*Problem*
Copy out all lines in the data below containing the string "this".

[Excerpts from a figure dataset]
···
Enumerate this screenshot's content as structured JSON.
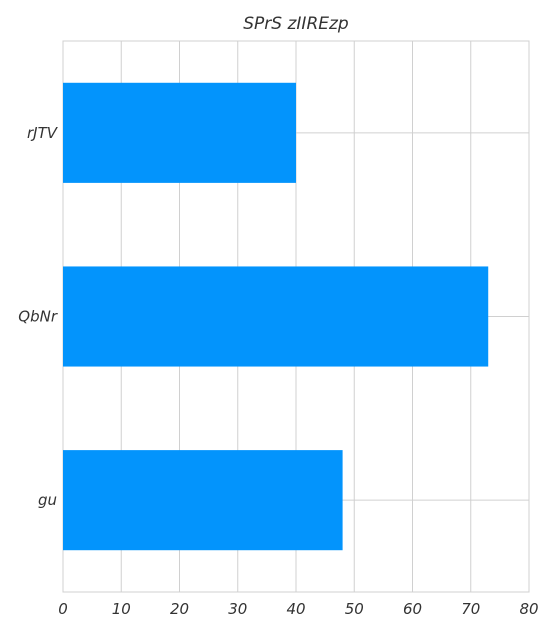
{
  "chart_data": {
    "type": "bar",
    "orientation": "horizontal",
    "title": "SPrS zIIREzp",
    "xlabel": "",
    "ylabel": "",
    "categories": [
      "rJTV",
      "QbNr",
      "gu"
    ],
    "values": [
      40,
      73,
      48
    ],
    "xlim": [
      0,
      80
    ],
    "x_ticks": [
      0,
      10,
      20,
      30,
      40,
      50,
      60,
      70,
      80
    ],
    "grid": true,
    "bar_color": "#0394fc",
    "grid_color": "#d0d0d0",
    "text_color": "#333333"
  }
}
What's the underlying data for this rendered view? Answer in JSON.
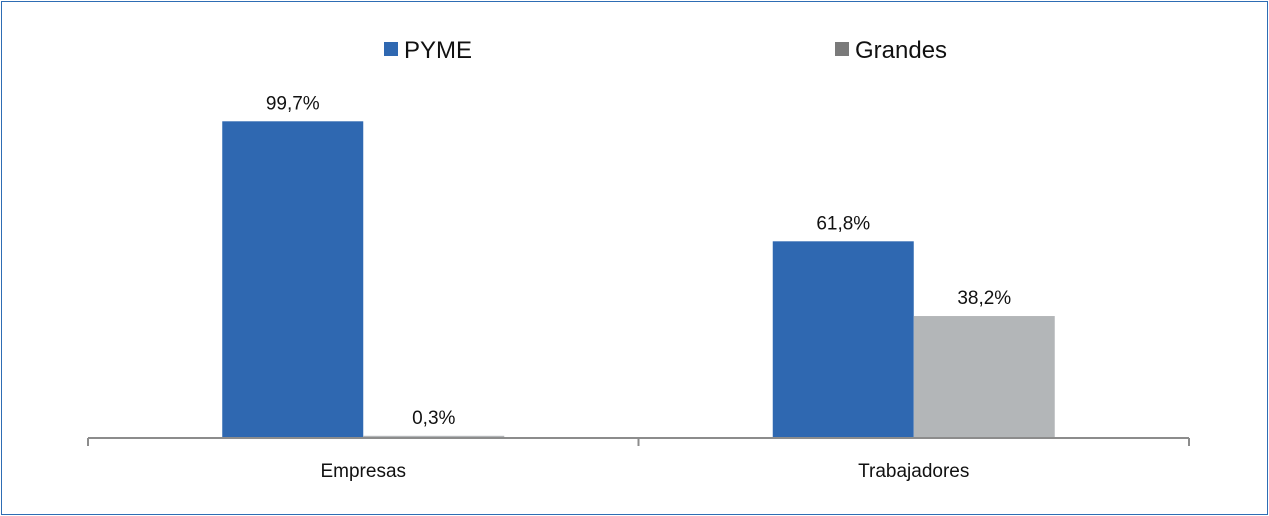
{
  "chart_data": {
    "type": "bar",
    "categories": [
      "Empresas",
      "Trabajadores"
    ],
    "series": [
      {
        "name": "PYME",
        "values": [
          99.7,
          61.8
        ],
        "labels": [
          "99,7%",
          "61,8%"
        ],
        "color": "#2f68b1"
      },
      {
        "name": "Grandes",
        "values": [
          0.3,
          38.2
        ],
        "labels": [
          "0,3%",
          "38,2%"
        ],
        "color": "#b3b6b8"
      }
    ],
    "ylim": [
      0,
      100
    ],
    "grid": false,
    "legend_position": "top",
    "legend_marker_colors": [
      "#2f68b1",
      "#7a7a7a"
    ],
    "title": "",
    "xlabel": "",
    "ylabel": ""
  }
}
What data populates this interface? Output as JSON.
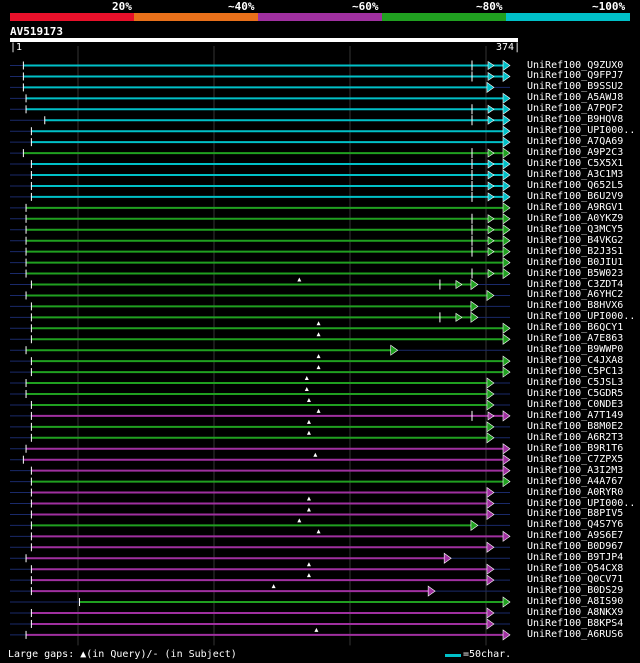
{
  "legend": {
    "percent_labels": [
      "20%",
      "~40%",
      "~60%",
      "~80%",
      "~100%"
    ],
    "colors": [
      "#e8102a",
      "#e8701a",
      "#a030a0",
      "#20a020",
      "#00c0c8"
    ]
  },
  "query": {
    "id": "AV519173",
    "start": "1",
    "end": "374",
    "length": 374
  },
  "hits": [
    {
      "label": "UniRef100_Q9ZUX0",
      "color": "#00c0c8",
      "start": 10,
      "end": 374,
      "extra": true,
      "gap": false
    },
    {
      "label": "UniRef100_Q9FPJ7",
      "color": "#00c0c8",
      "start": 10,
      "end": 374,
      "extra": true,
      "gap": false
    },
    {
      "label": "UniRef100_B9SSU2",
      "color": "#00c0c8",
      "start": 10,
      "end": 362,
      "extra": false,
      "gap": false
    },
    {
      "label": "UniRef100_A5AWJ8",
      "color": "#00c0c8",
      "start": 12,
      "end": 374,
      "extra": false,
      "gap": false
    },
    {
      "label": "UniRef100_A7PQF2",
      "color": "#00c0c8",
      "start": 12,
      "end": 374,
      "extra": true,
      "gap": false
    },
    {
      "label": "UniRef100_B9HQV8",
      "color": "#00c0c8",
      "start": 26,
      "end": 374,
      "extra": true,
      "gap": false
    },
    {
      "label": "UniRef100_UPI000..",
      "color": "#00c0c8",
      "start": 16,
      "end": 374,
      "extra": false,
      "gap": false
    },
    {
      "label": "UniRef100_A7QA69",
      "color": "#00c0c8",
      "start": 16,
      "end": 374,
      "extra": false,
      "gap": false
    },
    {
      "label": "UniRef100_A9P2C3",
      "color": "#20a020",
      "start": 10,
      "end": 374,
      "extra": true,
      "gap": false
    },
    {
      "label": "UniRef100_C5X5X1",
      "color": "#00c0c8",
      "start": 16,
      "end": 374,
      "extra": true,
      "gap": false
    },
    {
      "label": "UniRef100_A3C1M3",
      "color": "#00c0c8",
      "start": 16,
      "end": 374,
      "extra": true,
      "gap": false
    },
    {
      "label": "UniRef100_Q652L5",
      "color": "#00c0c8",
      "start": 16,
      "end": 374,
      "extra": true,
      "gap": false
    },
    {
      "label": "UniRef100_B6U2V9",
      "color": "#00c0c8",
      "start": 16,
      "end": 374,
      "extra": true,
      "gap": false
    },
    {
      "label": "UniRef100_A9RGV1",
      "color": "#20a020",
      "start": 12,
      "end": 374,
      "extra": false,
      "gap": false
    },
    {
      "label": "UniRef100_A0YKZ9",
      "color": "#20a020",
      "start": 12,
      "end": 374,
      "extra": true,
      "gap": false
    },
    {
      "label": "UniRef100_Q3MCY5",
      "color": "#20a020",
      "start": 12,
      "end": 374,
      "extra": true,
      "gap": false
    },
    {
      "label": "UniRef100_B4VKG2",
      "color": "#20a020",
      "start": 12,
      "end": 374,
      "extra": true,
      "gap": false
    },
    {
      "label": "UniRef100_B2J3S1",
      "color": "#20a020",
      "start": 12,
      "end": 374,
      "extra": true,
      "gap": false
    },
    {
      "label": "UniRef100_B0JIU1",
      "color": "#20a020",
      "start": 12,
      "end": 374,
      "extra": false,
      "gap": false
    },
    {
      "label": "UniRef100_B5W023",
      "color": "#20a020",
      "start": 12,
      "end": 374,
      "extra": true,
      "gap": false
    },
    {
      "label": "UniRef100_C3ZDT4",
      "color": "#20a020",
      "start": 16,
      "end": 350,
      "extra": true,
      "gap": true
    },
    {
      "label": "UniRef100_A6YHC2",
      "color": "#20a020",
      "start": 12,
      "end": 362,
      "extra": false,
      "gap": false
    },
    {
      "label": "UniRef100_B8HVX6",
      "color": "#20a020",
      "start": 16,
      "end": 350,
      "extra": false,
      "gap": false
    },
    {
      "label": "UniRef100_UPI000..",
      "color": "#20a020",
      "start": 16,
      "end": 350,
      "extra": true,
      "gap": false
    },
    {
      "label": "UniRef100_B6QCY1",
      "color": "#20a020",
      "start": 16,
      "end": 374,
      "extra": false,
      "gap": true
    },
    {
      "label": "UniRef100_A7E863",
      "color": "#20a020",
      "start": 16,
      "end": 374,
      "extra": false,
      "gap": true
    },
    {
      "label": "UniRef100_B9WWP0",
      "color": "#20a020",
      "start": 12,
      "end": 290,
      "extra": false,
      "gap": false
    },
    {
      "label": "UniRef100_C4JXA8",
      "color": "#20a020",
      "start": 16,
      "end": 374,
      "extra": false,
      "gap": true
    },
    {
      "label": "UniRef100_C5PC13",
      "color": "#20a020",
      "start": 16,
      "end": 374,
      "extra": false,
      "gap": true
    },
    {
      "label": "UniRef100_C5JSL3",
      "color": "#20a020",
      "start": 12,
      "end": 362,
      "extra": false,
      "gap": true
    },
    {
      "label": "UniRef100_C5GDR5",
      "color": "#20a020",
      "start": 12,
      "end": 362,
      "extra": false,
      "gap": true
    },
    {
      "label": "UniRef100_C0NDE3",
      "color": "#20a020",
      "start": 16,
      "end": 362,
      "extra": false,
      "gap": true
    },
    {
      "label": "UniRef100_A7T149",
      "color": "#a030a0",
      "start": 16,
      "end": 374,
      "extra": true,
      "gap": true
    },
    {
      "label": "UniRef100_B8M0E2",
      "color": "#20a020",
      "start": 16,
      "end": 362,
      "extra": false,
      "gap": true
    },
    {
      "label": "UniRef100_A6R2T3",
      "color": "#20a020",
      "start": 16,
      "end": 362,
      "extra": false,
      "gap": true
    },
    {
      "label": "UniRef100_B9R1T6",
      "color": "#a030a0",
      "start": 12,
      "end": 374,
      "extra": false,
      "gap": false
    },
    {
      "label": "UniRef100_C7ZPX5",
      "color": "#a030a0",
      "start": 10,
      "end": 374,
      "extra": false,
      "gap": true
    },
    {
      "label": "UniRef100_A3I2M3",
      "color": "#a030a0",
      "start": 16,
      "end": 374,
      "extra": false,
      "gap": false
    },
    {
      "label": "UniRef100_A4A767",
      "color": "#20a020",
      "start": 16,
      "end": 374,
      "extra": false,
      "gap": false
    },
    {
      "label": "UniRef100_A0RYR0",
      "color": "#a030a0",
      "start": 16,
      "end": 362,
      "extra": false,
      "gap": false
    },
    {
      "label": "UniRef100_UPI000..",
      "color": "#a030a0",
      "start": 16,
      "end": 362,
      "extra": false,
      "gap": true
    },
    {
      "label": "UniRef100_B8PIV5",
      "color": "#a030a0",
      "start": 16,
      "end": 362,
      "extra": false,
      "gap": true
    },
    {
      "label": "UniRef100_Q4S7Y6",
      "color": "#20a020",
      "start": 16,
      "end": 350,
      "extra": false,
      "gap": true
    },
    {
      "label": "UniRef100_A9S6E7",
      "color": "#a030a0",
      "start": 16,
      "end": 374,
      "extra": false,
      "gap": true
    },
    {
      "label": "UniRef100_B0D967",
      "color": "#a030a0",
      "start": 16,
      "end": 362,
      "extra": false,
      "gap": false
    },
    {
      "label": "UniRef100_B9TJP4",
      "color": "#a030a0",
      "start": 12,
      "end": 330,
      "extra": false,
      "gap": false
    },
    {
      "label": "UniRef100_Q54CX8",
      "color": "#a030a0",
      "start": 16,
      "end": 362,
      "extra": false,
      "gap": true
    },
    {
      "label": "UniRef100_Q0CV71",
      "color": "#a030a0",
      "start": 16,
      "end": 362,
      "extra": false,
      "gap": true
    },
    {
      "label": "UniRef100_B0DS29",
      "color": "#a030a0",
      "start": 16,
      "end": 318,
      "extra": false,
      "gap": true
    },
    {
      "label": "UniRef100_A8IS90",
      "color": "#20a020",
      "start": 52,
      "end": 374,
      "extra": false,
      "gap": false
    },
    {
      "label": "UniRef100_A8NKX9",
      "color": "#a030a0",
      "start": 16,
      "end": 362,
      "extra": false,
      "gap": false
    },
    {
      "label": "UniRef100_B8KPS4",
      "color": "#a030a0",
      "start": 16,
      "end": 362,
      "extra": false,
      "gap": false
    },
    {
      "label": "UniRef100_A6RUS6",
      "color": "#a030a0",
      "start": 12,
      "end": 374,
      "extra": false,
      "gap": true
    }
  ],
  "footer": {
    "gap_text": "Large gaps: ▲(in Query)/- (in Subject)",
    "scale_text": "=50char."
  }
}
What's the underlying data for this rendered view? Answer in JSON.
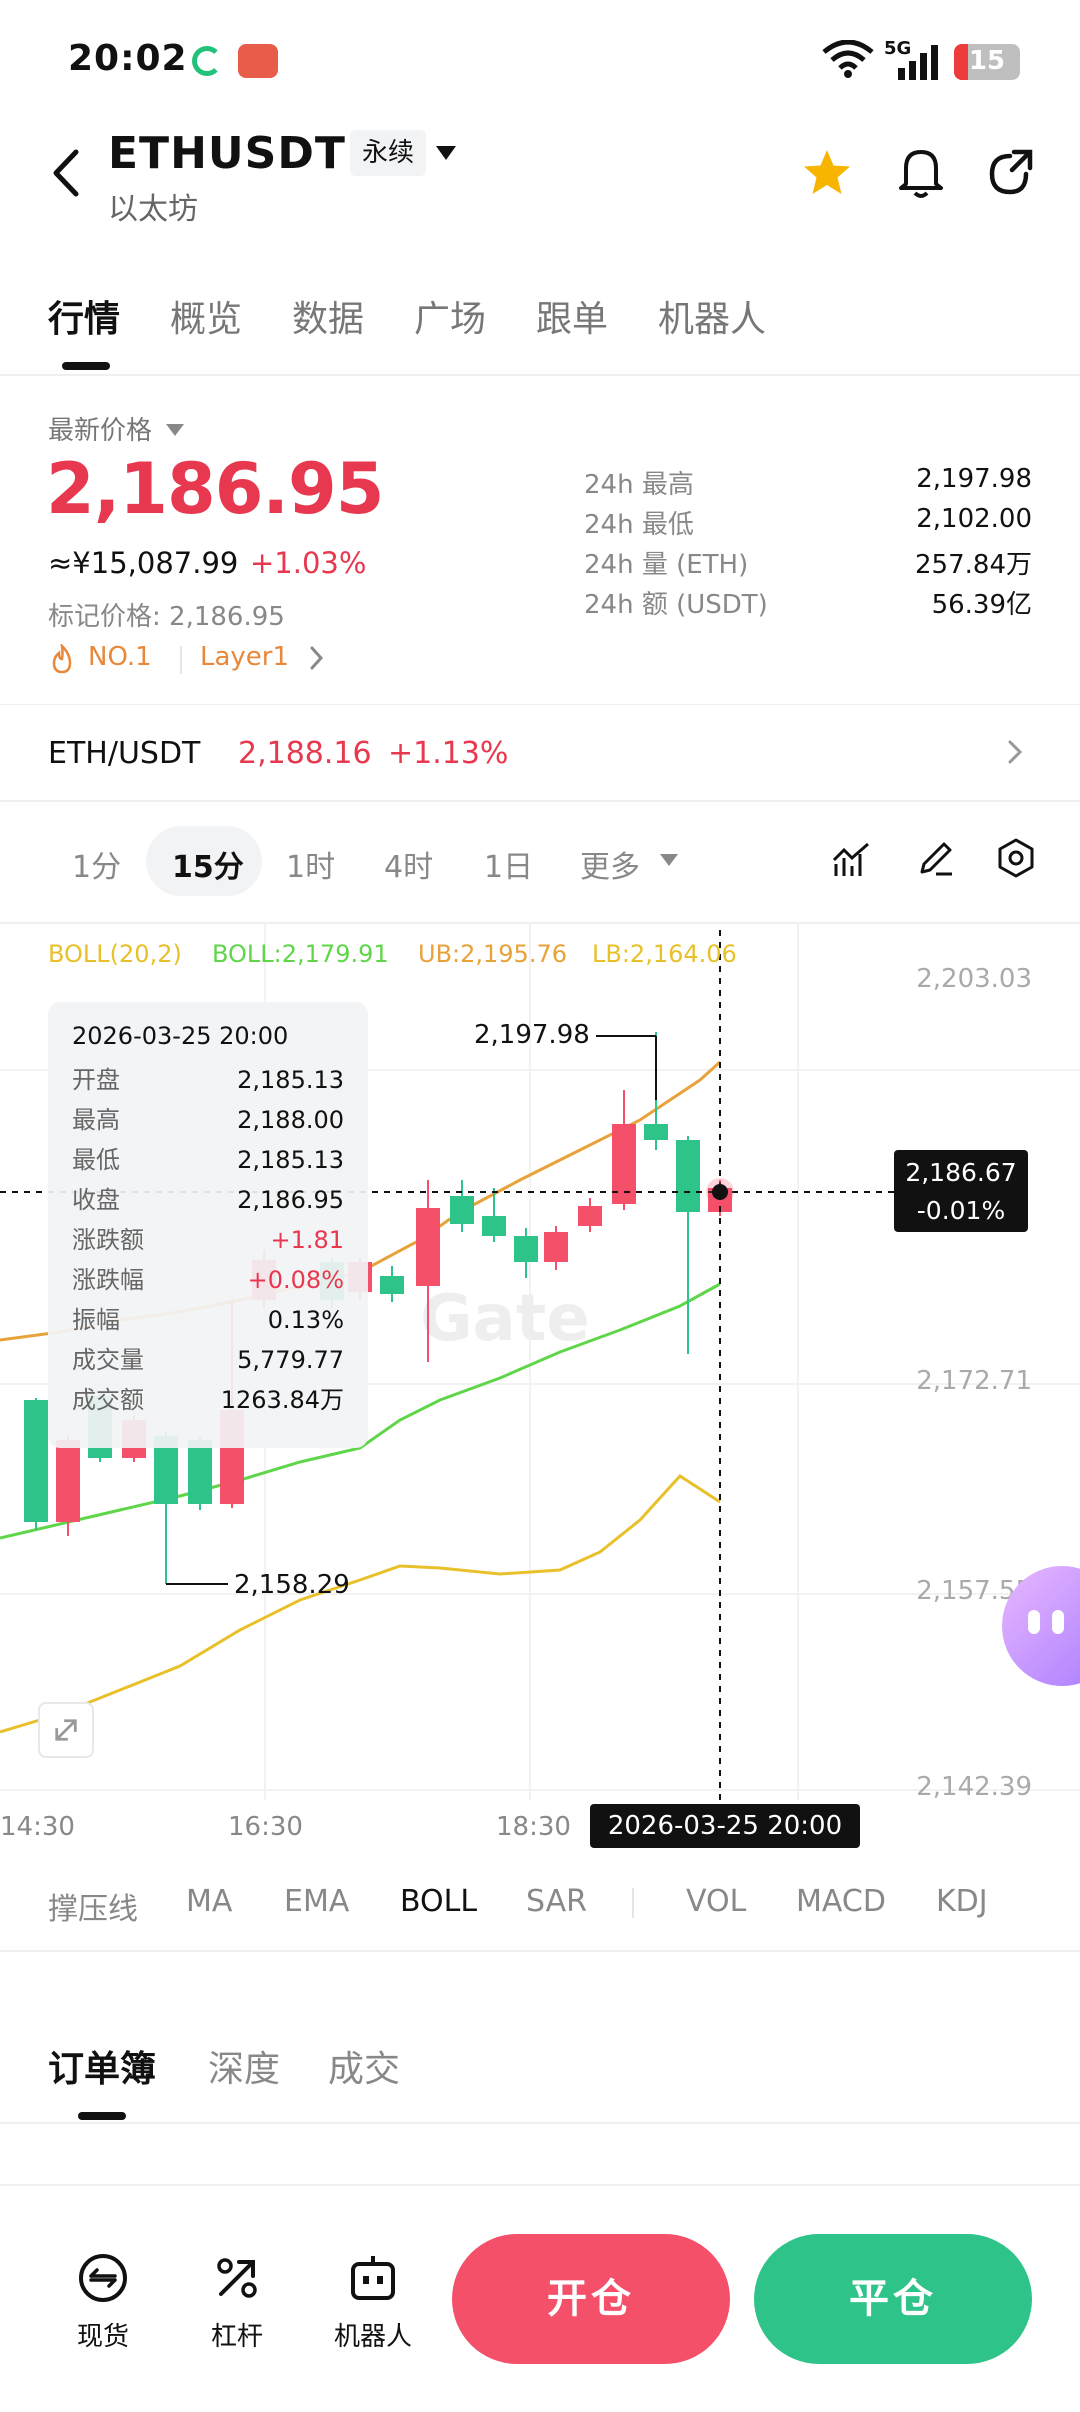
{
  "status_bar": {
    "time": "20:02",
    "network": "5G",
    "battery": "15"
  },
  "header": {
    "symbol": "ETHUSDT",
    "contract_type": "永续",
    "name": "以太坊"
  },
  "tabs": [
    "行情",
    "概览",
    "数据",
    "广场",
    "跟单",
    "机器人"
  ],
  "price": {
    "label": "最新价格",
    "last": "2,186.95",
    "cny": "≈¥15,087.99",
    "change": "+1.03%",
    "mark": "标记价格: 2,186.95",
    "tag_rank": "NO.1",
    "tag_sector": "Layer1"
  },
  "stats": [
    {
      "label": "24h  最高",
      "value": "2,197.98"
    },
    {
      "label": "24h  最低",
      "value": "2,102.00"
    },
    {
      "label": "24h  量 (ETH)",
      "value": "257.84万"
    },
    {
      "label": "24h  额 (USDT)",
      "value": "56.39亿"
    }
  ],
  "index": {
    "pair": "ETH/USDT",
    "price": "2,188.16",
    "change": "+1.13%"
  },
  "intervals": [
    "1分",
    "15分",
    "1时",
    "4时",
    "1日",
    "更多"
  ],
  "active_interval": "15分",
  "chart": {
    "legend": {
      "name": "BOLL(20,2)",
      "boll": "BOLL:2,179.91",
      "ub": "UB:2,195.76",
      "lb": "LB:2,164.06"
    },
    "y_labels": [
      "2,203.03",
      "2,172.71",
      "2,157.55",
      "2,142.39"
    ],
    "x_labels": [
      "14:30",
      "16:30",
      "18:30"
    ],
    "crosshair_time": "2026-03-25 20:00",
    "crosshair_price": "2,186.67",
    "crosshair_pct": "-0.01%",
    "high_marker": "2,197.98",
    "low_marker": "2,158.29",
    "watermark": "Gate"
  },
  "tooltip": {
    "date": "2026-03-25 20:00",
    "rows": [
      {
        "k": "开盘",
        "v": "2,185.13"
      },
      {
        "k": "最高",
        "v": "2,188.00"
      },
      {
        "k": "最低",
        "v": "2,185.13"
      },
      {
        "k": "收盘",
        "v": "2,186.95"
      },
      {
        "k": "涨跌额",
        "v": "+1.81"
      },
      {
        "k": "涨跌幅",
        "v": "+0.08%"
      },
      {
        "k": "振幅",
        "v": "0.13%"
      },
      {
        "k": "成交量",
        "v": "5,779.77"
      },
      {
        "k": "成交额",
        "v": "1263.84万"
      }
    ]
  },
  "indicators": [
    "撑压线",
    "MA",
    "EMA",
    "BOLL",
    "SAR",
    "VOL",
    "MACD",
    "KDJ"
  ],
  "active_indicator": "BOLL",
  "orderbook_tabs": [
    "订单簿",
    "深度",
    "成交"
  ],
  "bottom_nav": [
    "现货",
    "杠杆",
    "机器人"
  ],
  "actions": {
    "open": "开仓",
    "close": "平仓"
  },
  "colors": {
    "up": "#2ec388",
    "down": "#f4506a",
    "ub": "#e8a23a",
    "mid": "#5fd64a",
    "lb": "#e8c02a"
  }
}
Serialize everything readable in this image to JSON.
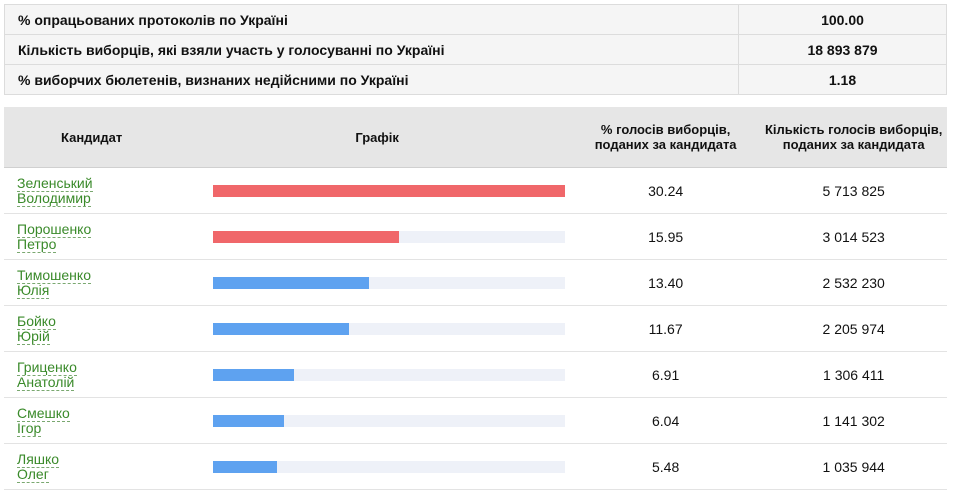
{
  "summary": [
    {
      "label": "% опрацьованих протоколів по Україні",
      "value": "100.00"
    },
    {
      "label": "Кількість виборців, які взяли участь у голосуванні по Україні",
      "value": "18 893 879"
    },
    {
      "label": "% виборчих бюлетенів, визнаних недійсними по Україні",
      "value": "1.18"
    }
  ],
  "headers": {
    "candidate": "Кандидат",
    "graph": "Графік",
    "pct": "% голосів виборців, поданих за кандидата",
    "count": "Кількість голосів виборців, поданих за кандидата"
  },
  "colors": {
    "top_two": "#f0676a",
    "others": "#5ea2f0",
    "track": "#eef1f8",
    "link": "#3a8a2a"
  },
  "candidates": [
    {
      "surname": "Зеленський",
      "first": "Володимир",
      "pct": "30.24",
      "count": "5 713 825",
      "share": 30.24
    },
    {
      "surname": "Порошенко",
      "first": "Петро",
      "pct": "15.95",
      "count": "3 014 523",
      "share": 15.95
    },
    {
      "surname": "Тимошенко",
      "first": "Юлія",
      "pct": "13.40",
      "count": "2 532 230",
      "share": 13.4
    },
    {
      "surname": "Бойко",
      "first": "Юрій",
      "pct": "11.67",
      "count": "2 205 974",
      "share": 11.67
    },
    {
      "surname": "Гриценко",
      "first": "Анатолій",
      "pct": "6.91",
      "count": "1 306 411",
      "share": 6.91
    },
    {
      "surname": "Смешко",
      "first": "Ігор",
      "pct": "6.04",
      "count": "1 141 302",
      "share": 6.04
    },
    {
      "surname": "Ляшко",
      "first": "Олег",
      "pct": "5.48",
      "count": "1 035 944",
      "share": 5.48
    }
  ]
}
···
*Reply to the task*
Enumerate this screenshot's content as structured JSON.
What's the underlying data for this rendered view? Answer in JSON.
What data populates this interface? Output as JSON.
What's the underlying data for this rendered view? Answer in JSON.
Serialize everything readable in this image to JSON.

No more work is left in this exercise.